## RECORDS FOR THE TASK
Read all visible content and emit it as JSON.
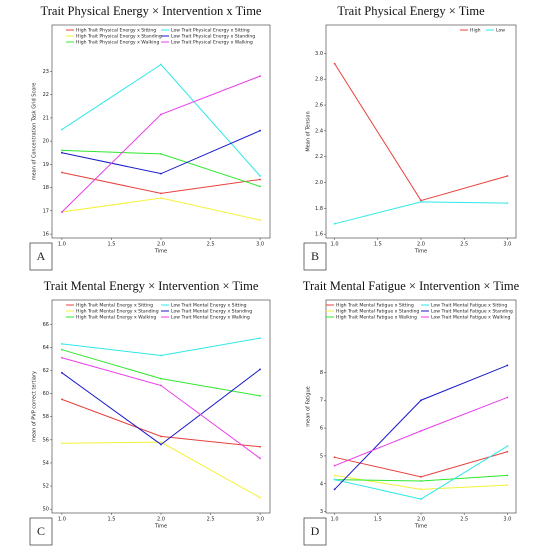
{
  "chart_data": [
    {
      "type": "line",
      "panel_label": "A",
      "title": "Trait Physical Energy × Intervention x Time",
      "x_label": "Time",
      "y_label": "mean of Concentration Task Grid Score",
      "x": [
        1,
        2,
        3
      ],
      "xlim": [
        0.9,
        3.1
      ],
      "xticks": [
        {
          "value": 1,
          "label": "1.0"
        },
        {
          "value": 1.5,
          "label": "1.5"
        },
        {
          "value": 2,
          "label": "2.0"
        },
        {
          "value": 2.5,
          "label": "2.5"
        },
        {
          "value": 3,
          "label": "3.0"
        }
      ],
      "ylim": [
        15.83,
        25.0
      ],
      "yticks": [
        16,
        17,
        18,
        19,
        20,
        21,
        22,
        23
      ],
      "legend": "upper center",
      "legend_ncol": 2,
      "series": [
        {
          "name": "High Trait Physical Energy x Sitting",
          "color": "#e8413c",
          "values": [
            18.65,
            17.75,
            18.35
          ]
        },
        {
          "name": "High Trait Physical Energy x Standing",
          "color": "#f2f23a",
          "values": [
            16.95,
            17.55,
            16.6
          ]
        },
        {
          "name": "High Trait Physical Energy x Walking",
          "color": "#2ee82e",
          "values": [
            19.6,
            19.45,
            18.05
          ]
        },
        {
          "name": "Low Trait Physical Energy x Sitting",
          "color": "#2fe8e8",
          "values": [
            20.5,
            23.3,
            18.5
          ]
        },
        {
          "name": "Low Trait Physical Energy x Standing",
          "color": "#1a1acc",
          "values": [
            19.5,
            18.6,
            20.45
          ]
        },
        {
          "name": "Low Trait Physical Energy x Walking",
          "color": "#e83de8",
          "values": [
            16.95,
            21.15,
            22.8
          ]
        }
      ]
    },
    {
      "type": "line",
      "panel_label": "B",
      "title": "Trait Physical Energy × Time",
      "x_label": "Time",
      "y_label": "Mean of Tension",
      "x": [
        1,
        2,
        3
      ],
      "xlim": [
        0.9,
        3.1
      ],
      "xticks": [
        {
          "value": 1,
          "label": "1.0"
        },
        {
          "value": 1.5,
          "label": "1.5"
        },
        {
          "value": 2,
          "label": "2.0"
        },
        {
          "value": 2.5,
          "label": "2.5"
        },
        {
          "value": 3,
          "label": "3.0"
        }
      ],
      "ylim": [
        1.57,
        3.22
      ],
      "yticks": [
        1.6,
        1.8,
        {
          "value": 2,
          "label": "2.0"
        },
        2.2,
        2.4,
        2.6,
        2.8,
        {
          "value": 3,
          "label": "3.0"
        }
      ],
      "legend": "upper right",
      "legend_ncol": 2,
      "series": [
        {
          "name": "High",
          "color": "#e8413c",
          "values": [
            2.92,
            1.86,
            2.05
          ]
        },
        {
          "name": "Low",
          "color": "#2fe8e8",
          "values": [
            1.68,
            1.85,
            1.84
          ]
        }
      ]
    },
    {
      "type": "line",
      "panel_label": "C",
      "title": "Trait Mental Energy × Intervention × Time",
      "x_label": "Time",
      "y_label": "mean of PVP correct tertiary",
      "x": [
        1,
        2,
        3
      ],
      "xlim": [
        0.9,
        3.1
      ],
      "xticks": [
        {
          "value": 1,
          "label": "1.0"
        },
        {
          "value": 1.5,
          "label": "1.5"
        },
        {
          "value": 2,
          "label": "2.0"
        },
        {
          "value": 2.5,
          "label": "2.5"
        },
        {
          "value": 3,
          "label": "3.0"
        }
      ],
      "ylim": [
        49.67,
        68.1
      ],
      "yticks": [
        50,
        52,
        54,
        56,
        58,
        60,
        62,
        64,
        66
      ],
      "legend": "upper center",
      "legend_ncol": 2,
      "series": [
        {
          "name": "High Trait Mental Energy x Sitting",
          "color": "#e8413c",
          "values": [
            59.5,
            56.3,
            55.4
          ]
        },
        {
          "name": "High Trait Mental Energy x Standing",
          "color": "#f2f23a",
          "values": [
            55.7,
            55.8,
            51.0
          ]
        },
        {
          "name": "High Trait Mental Energy x Walking",
          "color": "#2ee82e",
          "values": [
            63.8,
            61.3,
            59.8
          ]
        },
        {
          "name": "Low Trait Mental Energy x Sitting",
          "color": "#2fe8e8",
          "values": [
            64.3,
            63.3,
            64.8
          ]
        },
        {
          "name": "Low Trait Mental Energy x Standing",
          "color": "#1a1acc",
          "values": [
            61.8,
            55.6,
            62.1
          ]
        },
        {
          "name": "Low Trait Mental Energy x Walking",
          "color": "#e83de8",
          "values": [
            63.1,
            60.7,
            54.4
          ]
        }
      ]
    },
    {
      "type": "line",
      "panel_label": "D",
      "title": "Trait Mental Fatigue × Intervention × Time",
      "x_label": "Time",
      "y_label": "mean of Fatigue",
      "x": [
        1,
        2,
        3
      ],
      "xlim": [
        0.9,
        3.1
      ],
      "xticks": [
        {
          "value": 1,
          "label": "1.0"
        },
        {
          "value": 1.5,
          "label": "1.5"
        },
        {
          "value": 2,
          "label": "2.0"
        },
        {
          "value": 2.5,
          "label": "2.5"
        },
        {
          "value": 3,
          "label": "3.0"
        }
      ],
      "ylim": [
        2.95,
        10.6
      ],
      "yticks": [
        3,
        4,
        5,
        6,
        7,
        8
      ],
      "legend": "upper center",
      "legend_ncol": 2,
      "series": [
        {
          "name": "High Trait Mental Fatigue x Sitting",
          "color": "#e8413c",
          "values": [
            4.95,
            4.25,
            5.15
          ]
        },
        {
          "name": "High Trait Mental Fatigue x Standing",
          "color": "#f2f23a",
          "values": [
            4.3,
            3.8,
            3.95
          ]
        },
        {
          "name": "High Trait Mental Fatigue x Walking",
          "color": "#2ee82e",
          "values": [
            4.15,
            4.1,
            4.3
          ]
        },
        {
          "name": "Low Trait Mental Fatigue x Sitting",
          "color": "#2fe8e8",
          "values": [
            4.15,
            3.45,
            5.35
          ]
        },
        {
          "name": "Low Trait Mental Fatigue x Standing",
          "color": "#1a1acc",
          "values": [
            3.8,
            7.0,
            8.25
          ]
        },
        {
          "name": "Low Trait Mental Fatigue x Walking",
          "color": "#e83de8",
          "values": [
            4.65,
            5.9,
            7.1
          ]
        }
      ]
    }
  ]
}
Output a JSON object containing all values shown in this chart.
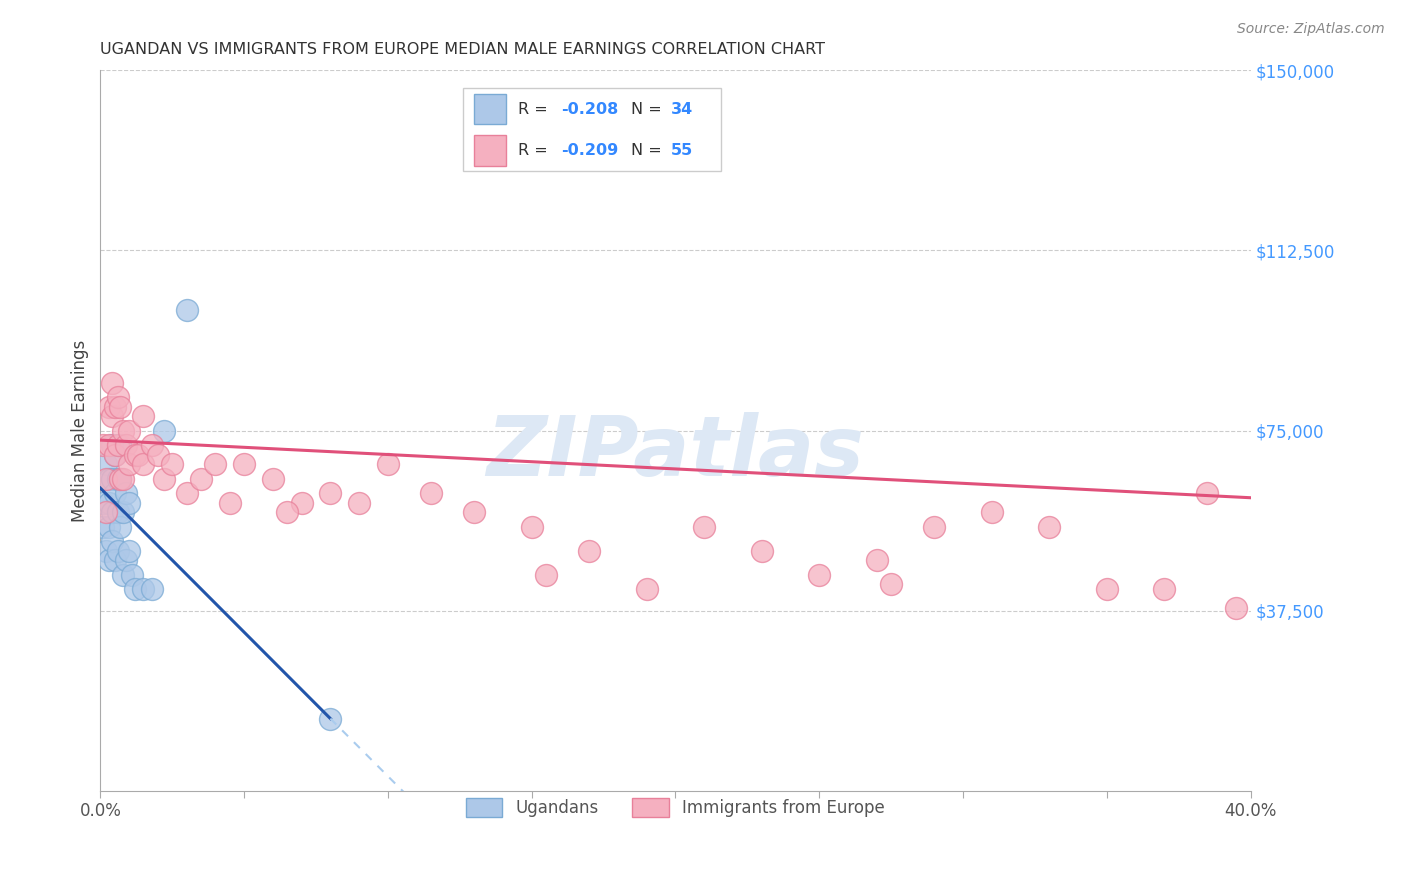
{
  "title": "UGANDAN VS IMMIGRANTS FROM EUROPE MEDIAN MALE EARNINGS CORRELATION CHART",
  "source": "Source: ZipAtlas.com",
  "ylabel": "Median Male Earnings",
  "y_ticks": [
    0,
    37500,
    75000,
    112500,
    150000
  ],
  "y_tick_labels": [
    "",
    "$37,500",
    "$75,000",
    "$112,500",
    "$150,000"
  ],
  "x_min": 0.0,
  "x_max": 0.4,
  "y_min": 0,
  "y_max": 150000,
  "legend1_r": "-0.208",
  "legend1_n": "34",
  "legend2_r": "-0.209",
  "legend2_n": "55",
  "ugandan_color": "#adc8e8",
  "europe_color": "#f5b0c0",
  "ugandan_edge": "#7aaad4",
  "europe_edge": "#e8809a",
  "line_blue": "#2255aa",
  "line_pink": "#e0507a",
  "line_dash_blue": "#aaccee",
  "watermark_color": "#dde8f5",
  "ugandan_x": [
    0.001,
    0.001,
    0.002,
    0.002,
    0.003,
    0.003,
    0.003,
    0.003,
    0.004,
    0.004,
    0.004,
    0.004,
    0.005,
    0.005,
    0.005,
    0.006,
    0.006,
    0.006,
    0.007,
    0.007,
    0.007,
    0.008,
    0.008,
    0.009,
    0.009,
    0.01,
    0.01,
    0.011,
    0.012,
    0.015,
    0.018,
    0.022,
    0.03,
    0.08
  ],
  "ugandan_y": [
    60000,
    55000,
    68000,
    50000,
    65000,
    60000,
    55000,
    48000,
    72000,
    65000,
    58000,
    52000,
    70000,
    62000,
    48000,
    65000,
    58000,
    50000,
    72000,
    65000,
    55000,
    58000,
    45000,
    62000,
    48000,
    60000,
    50000,
    45000,
    42000,
    42000,
    42000,
    75000,
    100000,
    15000
  ],
  "europe_x": [
    0.001,
    0.002,
    0.002,
    0.003,
    0.003,
    0.004,
    0.004,
    0.005,
    0.005,
    0.006,
    0.006,
    0.007,
    0.007,
    0.008,
    0.008,
    0.009,
    0.01,
    0.01,
    0.012,
    0.013,
    0.015,
    0.015,
    0.018,
    0.02,
    0.022,
    0.025,
    0.03,
    0.035,
    0.04,
    0.045,
    0.05,
    0.06,
    0.07,
    0.08,
    0.09,
    0.1,
    0.115,
    0.13,
    0.15,
    0.17,
    0.19,
    0.21,
    0.23,
    0.25,
    0.27,
    0.29,
    0.31,
    0.33,
    0.35,
    0.37,
    0.385,
    0.395,
    0.275,
    0.155,
    0.065
  ],
  "europe_y": [
    72000,
    65000,
    58000,
    80000,
    72000,
    85000,
    78000,
    80000,
    70000,
    82000,
    72000,
    80000,
    65000,
    75000,
    65000,
    72000,
    75000,
    68000,
    70000,
    70000,
    78000,
    68000,
    72000,
    70000,
    65000,
    68000,
    62000,
    65000,
    68000,
    60000,
    68000,
    65000,
    60000,
    62000,
    60000,
    68000,
    62000,
    58000,
    55000,
    50000,
    42000,
    55000,
    50000,
    45000,
    48000,
    55000,
    58000,
    55000,
    42000,
    42000,
    62000,
    38000,
    43000,
    45000,
    58000
  ]
}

## WRITTEN INSTRUCTION
Which lines above contain the word "JSON"? Copy each of them.

## FINAL ANSWER
Read all visible content and emit it as JSON.
Output a JSON object containing all values shown in this chart.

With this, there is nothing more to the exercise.